> WHAT IS REQUIRED
Read through the entries below and return each line with the word "question".
= = =
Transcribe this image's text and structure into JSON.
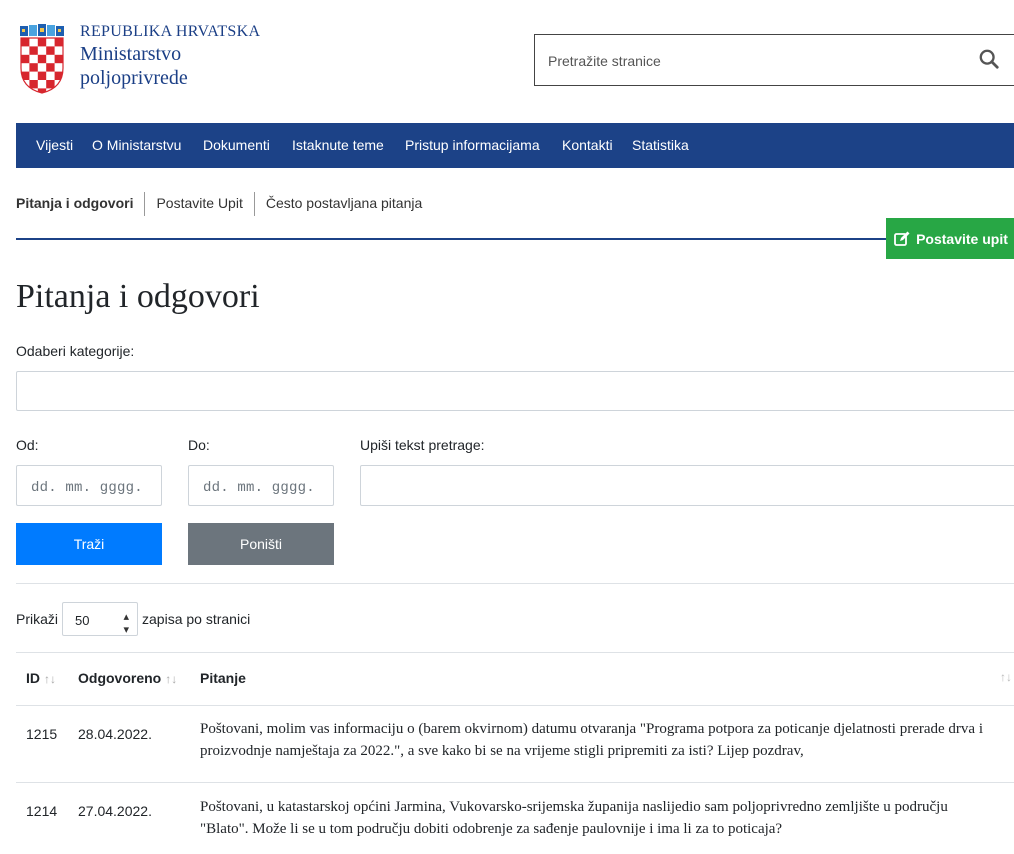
{
  "header": {
    "republic": "REPUBLIKA HRVATSKA",
    "ministry_line1": "Ministarstvo",
    "ministry_line2": "poljoprivrede",
    "search_placeholder": "Pretražite stranice",
    "search_icon": "search-icon"
  },
  "nav": {
    "items": [
      "Vijesti",
      "O Ministarstvu",
      "Dokumenti",
      "Istaknute teme",
      "Pristup informacijama",
      "Kontakti",
      "Statistika"
    ]
  },
  "subnav": {
    "items": [
      "Pitanja i odgovori",
      "Postavite Upit",
      "Često postavljana pitanja"
    ]
  },
  "cta": {
    "label": "Postavite upit",
    "icon": "edit-icon",
    "color": "#28a745"
  },
  "page": {
    "title": "Pitanja i odgovori"
  },
  "filters": {
    "category_label": "Odaberi kategorije:",
    "from_label": "Od:",
    "to_label": "Do:",
    "text_label": "Upiši tekst pretrage:",
    "date_placeholder": "dd. mm. gggg.",
    "search_button": "Traži",
    "reset_button": "Poništi"
  },
  "length": {
    "prefix": "Prikaži",
    "value": "50",
    "suffix": "zapisa po stranici"
  },
  "table": {
    "headers": [
      "ID",
      "Odgovoreno",
      "Pitanje"
    ],
    "rows": [
      {
        "id": "1215",
        "date": "28.04.2022.",
        "question": "Poštovani, molim vas informaciju o (barem okvirnom) datumu otvaranja \"Programa potpora za poticanje djelatnosti prerade drva i proizvodnje namještaja za 2022.\", a sve kako bi se na vrijeme stigli pripremiti za isti? Lijep pozdrav,"
      },
      {
        "id": "1214",
        "date": "27.04.2022.",
        "question": "Poštovani, u katastarskoj općini Jarmina, Vukovarsko-srijemska županija naslijedio sam poljoprivredno zemljište u području \"Blato\". Može li se u tom području dobiti odobrenje za sađenje paulovnije i ima li za to poticaja?"
      }
    ]
  },
  "colors": {
    "brand_blue": "#1c4287",
    "primary": "#007bff",
    "secondary": "#6c757d"
  }
}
= = =
> FULL ANSWER
        "question": "Poštovani, molim vas informaciju o (barem okvirnom) datumu otvaranja \"Programa potpora za poticanje djelatnosti prerade drva i proizvodnje namještaja za 2022.\", a sve kako bi se na vrijeme stigli pripremiti za isti? Lijep pozdrav,"
        "question": "Poštovani, u katastarskoj općini Jarmina, Vukovarsko-srijemska županija naslijedio sam poljoprivredno zemljište u području \"Blato\". Može li se u tom području dobiti odobrenje za sađenje paulovnije i ima li za to poticaja?"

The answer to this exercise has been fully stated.